Instruction
Return every entry exactly as written.

Supplied material
— start —
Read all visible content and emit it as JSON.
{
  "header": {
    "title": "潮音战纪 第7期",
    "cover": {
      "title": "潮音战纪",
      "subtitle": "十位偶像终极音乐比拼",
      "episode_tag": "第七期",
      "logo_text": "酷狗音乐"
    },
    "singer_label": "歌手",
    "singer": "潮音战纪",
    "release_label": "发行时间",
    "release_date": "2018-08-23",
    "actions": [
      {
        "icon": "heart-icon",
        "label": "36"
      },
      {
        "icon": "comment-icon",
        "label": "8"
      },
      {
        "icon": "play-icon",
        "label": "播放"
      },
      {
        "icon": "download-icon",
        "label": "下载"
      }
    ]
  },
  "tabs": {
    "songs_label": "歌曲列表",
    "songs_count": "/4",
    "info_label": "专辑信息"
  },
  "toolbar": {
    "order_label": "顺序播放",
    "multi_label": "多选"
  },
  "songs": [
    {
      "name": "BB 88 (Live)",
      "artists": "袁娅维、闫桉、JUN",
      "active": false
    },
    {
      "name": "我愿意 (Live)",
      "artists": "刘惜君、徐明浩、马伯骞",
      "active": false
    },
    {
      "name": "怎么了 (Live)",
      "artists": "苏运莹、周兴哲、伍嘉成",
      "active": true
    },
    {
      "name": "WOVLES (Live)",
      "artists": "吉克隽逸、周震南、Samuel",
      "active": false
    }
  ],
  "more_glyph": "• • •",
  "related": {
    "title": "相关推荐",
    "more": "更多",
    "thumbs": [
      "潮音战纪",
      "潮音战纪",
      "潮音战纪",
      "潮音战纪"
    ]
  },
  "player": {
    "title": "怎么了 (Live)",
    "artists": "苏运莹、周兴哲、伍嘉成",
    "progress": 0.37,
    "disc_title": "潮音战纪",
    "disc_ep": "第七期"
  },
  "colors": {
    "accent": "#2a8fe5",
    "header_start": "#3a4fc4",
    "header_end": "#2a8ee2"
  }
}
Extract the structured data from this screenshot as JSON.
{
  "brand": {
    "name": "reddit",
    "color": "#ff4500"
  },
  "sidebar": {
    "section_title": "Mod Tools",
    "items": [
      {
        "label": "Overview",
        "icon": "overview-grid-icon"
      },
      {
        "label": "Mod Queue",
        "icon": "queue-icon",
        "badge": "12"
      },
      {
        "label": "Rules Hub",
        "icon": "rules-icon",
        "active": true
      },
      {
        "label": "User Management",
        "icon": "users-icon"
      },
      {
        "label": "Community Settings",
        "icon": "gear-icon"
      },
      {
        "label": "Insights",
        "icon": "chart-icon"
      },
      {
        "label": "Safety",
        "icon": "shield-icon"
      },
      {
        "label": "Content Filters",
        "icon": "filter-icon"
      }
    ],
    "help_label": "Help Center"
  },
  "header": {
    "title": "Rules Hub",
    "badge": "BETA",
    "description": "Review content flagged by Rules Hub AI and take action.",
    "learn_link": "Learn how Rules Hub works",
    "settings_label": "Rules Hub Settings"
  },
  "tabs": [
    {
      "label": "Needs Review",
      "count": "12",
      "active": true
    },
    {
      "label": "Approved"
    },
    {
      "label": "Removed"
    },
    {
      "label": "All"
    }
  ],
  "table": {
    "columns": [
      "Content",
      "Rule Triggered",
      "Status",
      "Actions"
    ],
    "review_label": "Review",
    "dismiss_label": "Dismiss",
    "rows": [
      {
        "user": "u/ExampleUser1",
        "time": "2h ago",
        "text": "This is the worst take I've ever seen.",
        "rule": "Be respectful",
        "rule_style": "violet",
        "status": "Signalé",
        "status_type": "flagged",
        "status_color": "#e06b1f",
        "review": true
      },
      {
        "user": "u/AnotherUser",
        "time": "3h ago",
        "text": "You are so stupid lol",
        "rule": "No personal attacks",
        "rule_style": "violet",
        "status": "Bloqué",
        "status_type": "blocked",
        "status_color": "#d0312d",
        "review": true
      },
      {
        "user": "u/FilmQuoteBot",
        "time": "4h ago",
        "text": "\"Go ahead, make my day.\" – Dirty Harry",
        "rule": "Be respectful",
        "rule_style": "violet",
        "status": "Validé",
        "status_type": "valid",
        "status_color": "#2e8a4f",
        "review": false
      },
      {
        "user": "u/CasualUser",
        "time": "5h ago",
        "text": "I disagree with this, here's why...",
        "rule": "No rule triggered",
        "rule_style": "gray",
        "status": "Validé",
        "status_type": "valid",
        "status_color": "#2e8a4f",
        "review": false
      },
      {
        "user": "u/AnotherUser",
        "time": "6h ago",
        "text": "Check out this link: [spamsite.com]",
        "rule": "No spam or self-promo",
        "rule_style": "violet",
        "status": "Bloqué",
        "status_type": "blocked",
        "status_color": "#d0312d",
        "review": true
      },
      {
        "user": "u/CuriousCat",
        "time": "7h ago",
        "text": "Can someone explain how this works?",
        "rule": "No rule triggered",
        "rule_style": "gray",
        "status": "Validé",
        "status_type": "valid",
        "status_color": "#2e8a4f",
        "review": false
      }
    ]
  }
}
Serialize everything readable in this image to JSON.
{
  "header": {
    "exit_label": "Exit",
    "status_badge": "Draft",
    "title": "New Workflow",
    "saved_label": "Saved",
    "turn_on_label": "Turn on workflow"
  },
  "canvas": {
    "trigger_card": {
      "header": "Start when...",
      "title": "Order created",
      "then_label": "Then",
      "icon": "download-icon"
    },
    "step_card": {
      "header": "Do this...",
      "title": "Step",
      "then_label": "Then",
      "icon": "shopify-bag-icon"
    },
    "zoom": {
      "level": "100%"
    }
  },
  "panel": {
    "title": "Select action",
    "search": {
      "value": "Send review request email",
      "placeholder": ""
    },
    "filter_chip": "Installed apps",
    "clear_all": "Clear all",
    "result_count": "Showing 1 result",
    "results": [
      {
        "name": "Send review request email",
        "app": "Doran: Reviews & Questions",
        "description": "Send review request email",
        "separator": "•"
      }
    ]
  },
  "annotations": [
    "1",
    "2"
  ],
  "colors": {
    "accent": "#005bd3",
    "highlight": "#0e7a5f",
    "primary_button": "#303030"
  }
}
— end —
Answer
Read all visible content and emit it as JSON.
{
  "header": {
    "title": "潮音战纪 第7期",
    "cover": {
      "title": "潮音战纪",
      "subtitle": "十位偶像终极音乐比拼",
      "episode_tag": "第七期",
      "logo_text": "酷狗音乐"
    },
    "singer_label": "歌手",
    "singer": "潮音战纪",
    "release_label": "发行时间",
    "release_date": "2018-08-23",
    "actions": [
      {
        "icon": "heart-icon",
        "label": "36"
      },
      {
        "icon": "comment-icon",
        "label": "8"
      },
      {
        "icon": "play-icon",
        "label": "播放"
      },
      {
        "icon": "download-icon",
        "label": "下载"
      }
    ]
  },
  "tabs": {
    "songs_label": "歌曲列表",
    "songs_count": "/4",
    "info_label": "专辑信息"
  },
  "toolbar": {
    "order_label": "顺序播放",
    "multi_label": "多选"
  },
  "songs": [
    {
      "name": "BB 88 (Live)",
      "artists": "袁娅维、闫桉、JUN",
      "active": false
    },
    {
      "name": "我愿意 (Live)",
      "artists": "刘惜君、徐明浩、马伯骞",
      "active": false
    },
    {
      "name": "怎么了 (Live)",
      "artists": "苏运莹、周兴哲、伍嘉成",
      "active": true
    },
    {
      "name": "WOVLES (Live)",
      "artists": "吉克隽逸、周震南、Samuel",
      "active": false
    }
  ],
  "more_glyph": "• • •",
  "related": {
    "title": "相关推荐",
    "more": "更多",
    "thumbs": [
      "潮音战纪",
      "潮音战纪",
      "潮音战纪",
      "潮音战纪"
    ]
  },
  "player": {
    "title": "怎么了 (Live)",
    "artists": "苏运莹、周兴哲、伍嘉成",
    "progress": 0.37,
    "disc_title": "潮音战纪",
    "disc_ep": "第七期"
  },
  "colors": {
    "accent": "#2a8fe5",
    "header_start": "#3a4fc4",
    "header_end": "#2a8ee2"
  }
}
Extract the structured data from this screenshot as JSON.
{
  "brand": {
    "name": "reddit",
    "color": "#ff4500"
  },
  "sidebar": {
    "section_title": "Mod Tools",
    "items": [
      {
        "label": "Overview",
        "icon": "overview-grid-icon"
      },
      {
        "label": "Mod Queue",
        "icon": "queue-icon",
        "badge": "12"
      },
      {
        "label": "Rules Hub",
        "icon": "rules-icon",
        "active": true
      },
      {
        "label": "User Management",
        "icon": "users-icon"
      },
      {
        "label": "Community Settings",
        "icon": "gear-icon"
      },
      {
        "label": "Insights",
        "icon": "chart-icon"
      },
      {
        "label": "Safety",
        "icon": "shield-icon"
      },
      {
        "label": "Content Filters",
        "icon": "filter-icon"
      }
    ],
    "help_label": "Help Center"
  },
  "header": {
    "title": "Rules Hub",
    "badge": "BETA",
    "description": "Review content flagged by Rules Hub AI and take action.",
    "learn_link": "Learn how Rules Hub works",
    "settings_label": "Rules Hub Settings"
  },
  "tabs": [
    {
      "label": "Needs Review",
      "count": "12",
      "active": true
    },
    {
      "label": "Approved"
    },
    {
      "label": "Removed"
    },
    {
      "label": "All"
    }
  ],
  "table": {
    "columns": [
      "Content",
      "Rule Triggered",
      "Status",
      "Actions"
    ],
    "review_label": "Review",
    "dismiss_label": "Dismiss",
    "rows": [
      {
        "user": "u/ExampleUser1",
        "time": "2h ago",
        "text": "This is the worst take I've ever seen.",
        "rule": "Be respectful",
        "rule_style": "violet",
        "status": "Signalé",
        "status_type": "flagged",
        "status_color": "#e06b1f",
        "review": true
      },
      {
        "user": "u/AnotherUser",
        "time": "3h ago",
        "text": "You are so stupid lol",
        "rule": "No personal attacks",
        "rule_style": "violet",
        "status": "Bloqué",
        "status_type": "blocked",
        "status_color": "#d0312d",
        "review": true
      },
      {
        "user": "u/FilmQuoteBot",
        "time": "4h ago",
        "text": "\"Go ahead, make my day.\" – Dirty Harry",
        "rule": "Be respectful",
        "rule_style": "violet",
        "status": "Validé",
        "status_type": "valid",
        "status_color": "#2e8a4f",
        "review": false
      },
      {
        "user": "u/CasualUser",
        "time": "5h ago",
        "text": "I disagree with this, here's why...",
        "rule": "No rule triggered",
        "rule_style": "gray",
        "status": "Validé",
        "status_type": "valid",
        "status_color": "#2e8a4f",
        "review": false
      },
      {
        "user": "u/AnotherUser",
        "time": "6h ago",
        "text": "Check out this link: [spamsite.com]",
        "rule": "No spam or self-promo",
        "rule_style": "violet",
        "status": "Bloqué",
        "status_type": "blocked",
        "status_color": "#d0312d",
        "review": true
      },
      {
        "user": "u/CuriousCat",
        "time": "7h ago",
        "text": "Can someone explain how this works?",
        "rule": "No rule triggered",
        "rule_style": "gray",
        "status": "Validé",
        "status_type": "valid",
        "status_color": "#2e8a4f",
        "review": false
      }
    ]
  }
}
Serialize everything readable in this image to JSON.
{
  "header": {
    "exit_label": "Exit",
    "status_badge": "Draft",
    "title": "New Workflow",
    "saved_label": "Saved",
    "turn_on_label": "Turn on workflow"
  },
  "canvas": {
    "trigger_card": {
      "header": "Start when...",
      "title": "Order created",
      "then_label": "Then",
      "icon": "download-icon"
    },
    "step_card": {
      "header": "Do this...",
      "title": "Step",
      "then_label": "Then",
      "icon": "shopify-bag-icon"
    },
    "zoom": {
      "level": "100%"
    }
  },
  "panel": {
    "title": "Select action",
    "search": {
      "value": "Send review request email",
      "placeholder": ""
    },
    "filter_chip": "Installed apps",
    "clear_all": "Clear all",
    "result_count": "Showing 1 result",
    "results": [
      {
        "name": "Send review request email",
        "app": "Doran: Reviews & Questions",
        "description": "Send review request email",
        "separator": "•"
      }
    ]
  },
  "annotations": [
    "1",
    "2"
  ],
  "colors": {
    "accent": "#005bd3",
    "highlight": "#0e7a5f",
    "primary_button": "#303030"
  }
}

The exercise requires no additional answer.